What you need to do >> Repeat every line exactly, keeping the pictures out of the copy.
***
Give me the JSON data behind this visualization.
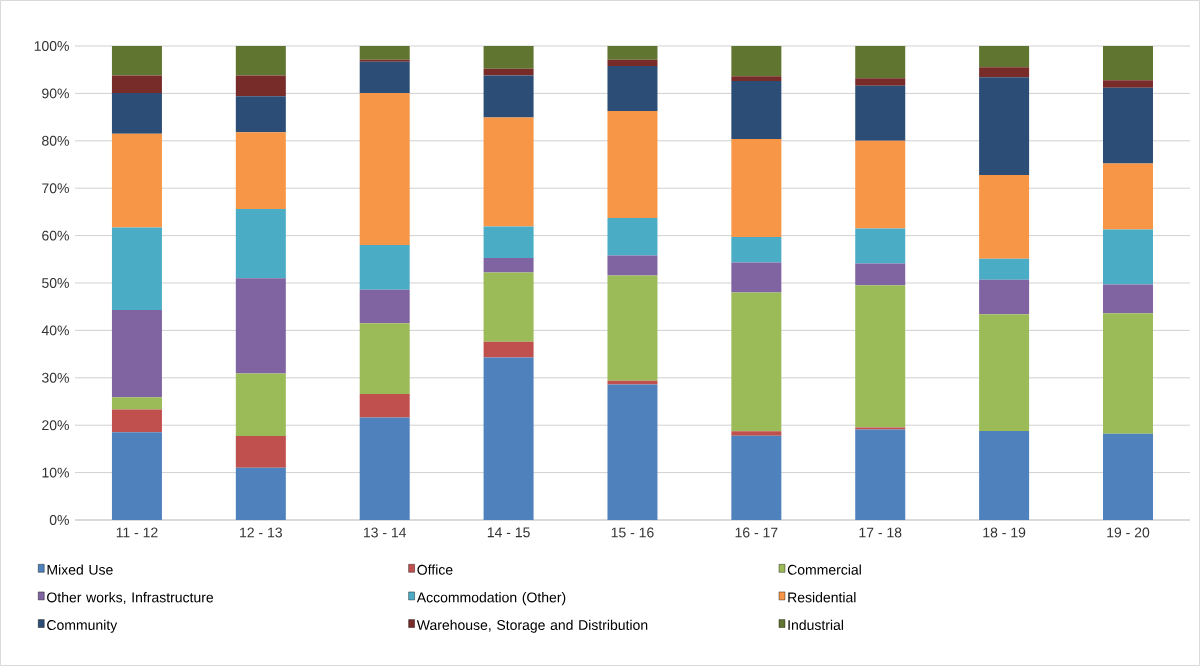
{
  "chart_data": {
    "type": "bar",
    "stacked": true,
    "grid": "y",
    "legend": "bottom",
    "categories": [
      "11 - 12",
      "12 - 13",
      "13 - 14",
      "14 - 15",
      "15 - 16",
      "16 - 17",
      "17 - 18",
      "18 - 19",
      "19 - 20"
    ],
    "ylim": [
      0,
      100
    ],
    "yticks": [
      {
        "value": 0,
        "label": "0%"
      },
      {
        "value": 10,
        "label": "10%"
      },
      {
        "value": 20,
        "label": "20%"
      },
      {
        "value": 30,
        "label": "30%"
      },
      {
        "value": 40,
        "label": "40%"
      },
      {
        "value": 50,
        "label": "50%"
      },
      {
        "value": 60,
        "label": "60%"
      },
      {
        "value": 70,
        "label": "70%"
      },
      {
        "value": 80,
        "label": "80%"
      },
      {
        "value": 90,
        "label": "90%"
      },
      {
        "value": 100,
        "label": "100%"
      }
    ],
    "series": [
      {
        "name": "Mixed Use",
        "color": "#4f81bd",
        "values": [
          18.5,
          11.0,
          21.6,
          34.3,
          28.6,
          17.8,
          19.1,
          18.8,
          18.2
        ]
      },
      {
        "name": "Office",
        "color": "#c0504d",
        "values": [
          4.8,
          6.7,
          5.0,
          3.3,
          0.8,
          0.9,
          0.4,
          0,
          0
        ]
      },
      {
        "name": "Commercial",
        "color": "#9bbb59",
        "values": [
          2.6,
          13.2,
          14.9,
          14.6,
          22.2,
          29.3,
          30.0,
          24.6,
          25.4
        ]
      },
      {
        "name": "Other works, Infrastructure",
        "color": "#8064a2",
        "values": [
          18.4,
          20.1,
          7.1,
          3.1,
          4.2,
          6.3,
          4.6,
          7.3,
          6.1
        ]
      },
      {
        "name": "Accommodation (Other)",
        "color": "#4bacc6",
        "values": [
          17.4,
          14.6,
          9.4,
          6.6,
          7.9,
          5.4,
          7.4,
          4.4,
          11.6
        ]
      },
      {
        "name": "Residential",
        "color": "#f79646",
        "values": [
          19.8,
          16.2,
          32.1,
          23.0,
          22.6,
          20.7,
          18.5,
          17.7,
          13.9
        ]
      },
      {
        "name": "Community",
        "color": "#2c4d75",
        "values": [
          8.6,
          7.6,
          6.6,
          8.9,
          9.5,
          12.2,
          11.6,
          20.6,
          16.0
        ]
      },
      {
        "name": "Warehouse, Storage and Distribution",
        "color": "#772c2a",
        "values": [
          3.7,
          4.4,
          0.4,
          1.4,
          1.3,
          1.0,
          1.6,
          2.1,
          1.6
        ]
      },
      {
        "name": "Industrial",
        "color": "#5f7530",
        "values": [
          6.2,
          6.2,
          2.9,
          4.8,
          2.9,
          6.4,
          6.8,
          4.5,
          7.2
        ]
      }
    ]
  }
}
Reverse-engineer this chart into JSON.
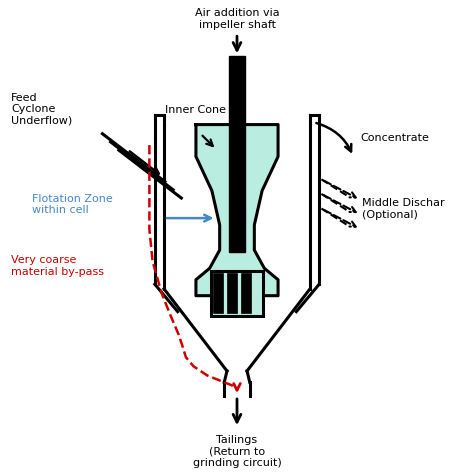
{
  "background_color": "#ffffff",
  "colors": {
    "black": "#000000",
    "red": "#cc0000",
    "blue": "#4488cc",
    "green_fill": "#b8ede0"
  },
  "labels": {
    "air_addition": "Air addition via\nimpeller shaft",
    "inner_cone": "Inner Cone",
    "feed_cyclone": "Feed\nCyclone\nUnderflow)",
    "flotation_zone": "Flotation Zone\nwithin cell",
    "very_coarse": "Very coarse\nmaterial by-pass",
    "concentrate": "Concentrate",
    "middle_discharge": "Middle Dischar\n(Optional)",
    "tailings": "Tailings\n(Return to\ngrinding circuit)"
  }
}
***
Response >>
Give me the JSON data behind this visualization.
{
  "chart_data": {
    "type": "bar",
    "stacked": true,
    "grid": "y",
    "legend": "bottom",
    "categories": [
      "11 - 12",
      "12 - 13",
      "13 - 14",
      "14 - 15",
      "15 - 16",
      "16 - 17",
      "17 - 18",
      "18 - 19",
      "19 - 20"
    ],
    "ylim": [
      0,
      100
    ],
    "yticks": [
      {
        "value": 0,
        "label": "0%"
      },
      {
        "value": 10,
        "label": "10%"
      },
      {
        "value": 20,
        "label": "20%"
      },
      {
        "value": 30,
        "label": "30%"
      },
      {
        "value": 40,
        "label": "40%"
      },
      {
        "value": 50,
        "label": "50%"
      },
      {
        "value": 60,
        "label": "60%"
      },
      {
        "value": 70,
        "label": "70%"
      },
      {
        "value": 80,
        "label": "80%"
      },
      {
        "value": 90,
        "label": "90%"
      },
      {
        "value": 100,
        "label": "100%"
      }
    ],
    "series": [
      {
        "name": "Mixed Use",
        "color": "#4f81bd",
        "values": [
          18.5,
          11.0,
          21.6,
          34.3,
          28.6,
          17.8,
          19.1,
          18.8,
          18.2
        ]
      },
      {
        "name": "Office",
        "color": "#c0504d",
        "values": [
          4.8,
          6.7,
          5.0,
          3.3,
          0.8,
          0.9,
          0.4,
          0,
          0
        ]
      },
      {
        "name": "Commercial",
        "color": "#9bbb59",
        "values": [
          2.6,
          13.2,
          14.9,
          14.6,
          22.2,
          29.3,
          30.0,
          24.6,
          25.4
        ]
      },
      {
        "name": "Other works, Infrastructure",
        "color": "#8064a2",
        "values": [
          18.4,
          20.1,
          7.1,
          3.1,
          4.2,
          6.3,
          4.6,
          7.3,
          6.1
        ]
      },
      {
        "name": "Accommodation (Other)",
        "color": "#4bacc6",
        "values": [
          17.4,
          14.6,
          9.4,
          6.6,
          7.9,
          5.4,
          7.4,
          4.4,
          11.6
        ]
      },
      {
        "name": "Residential",
        "color": "#f79646",
        "values": [
          19.8,
          16.2,
          32.1,
          23.0,
          22.6,
          20.7,
          18.5,
          17.7,
          13.9
        ]
      },
      {
        "name": "Community",
        "color": "#2c4d75",
        "values": [
          8.6,
          7.6,
          6.6,
          8.9,
          9.5,
          12.2,
          11.6,
          20.6,
          16.0
        ]
      },
      {
        "name": "Warehouse, Storage and Distribution",
        "color": "#772c2a",
        "values": [
          3.7,
          4.4,
          0.4,
          1.4,
          1.3,
          1.0,
          1.6,
          2.1,
          1.6
        ]
      },
      {
        "name": "Industrial",
        "color": "#5f7530",
        "values": [
          6.2,
          6.2,
          2.9,
          4.8,
          2.9,
          6.4,
          6.8,
          4.5,
          7.2
        ]
      }
    ]
  }
}
Reverse-engineer this chart into JSON.
{
  "background_color": "#ffffff",
  "colors": {
    "black": "#000000",
    "red": "#cc0000",
    "blue": "#4488cc",
    "green_fill": "#b8ede0"
  },
  "labels": {
    "air_addition": "Air addition via\nimpeller shaft",
    "inner_cone": "Inner Cone",
    "feed_cyclone": "Feed\nCyclone\nUnderflow)",
    "flotation_zone": "Flotation Zone\nwithin cell",
    "very_coarse": "Very coarse\nmaterial by-pass",
    "concentrate": "Concentrate",
    "middle_discharge": "Middle Dischar\n(Optional)",
    "tailings": "Tailings\n(Return to\ngrinding circuit)"
  }
}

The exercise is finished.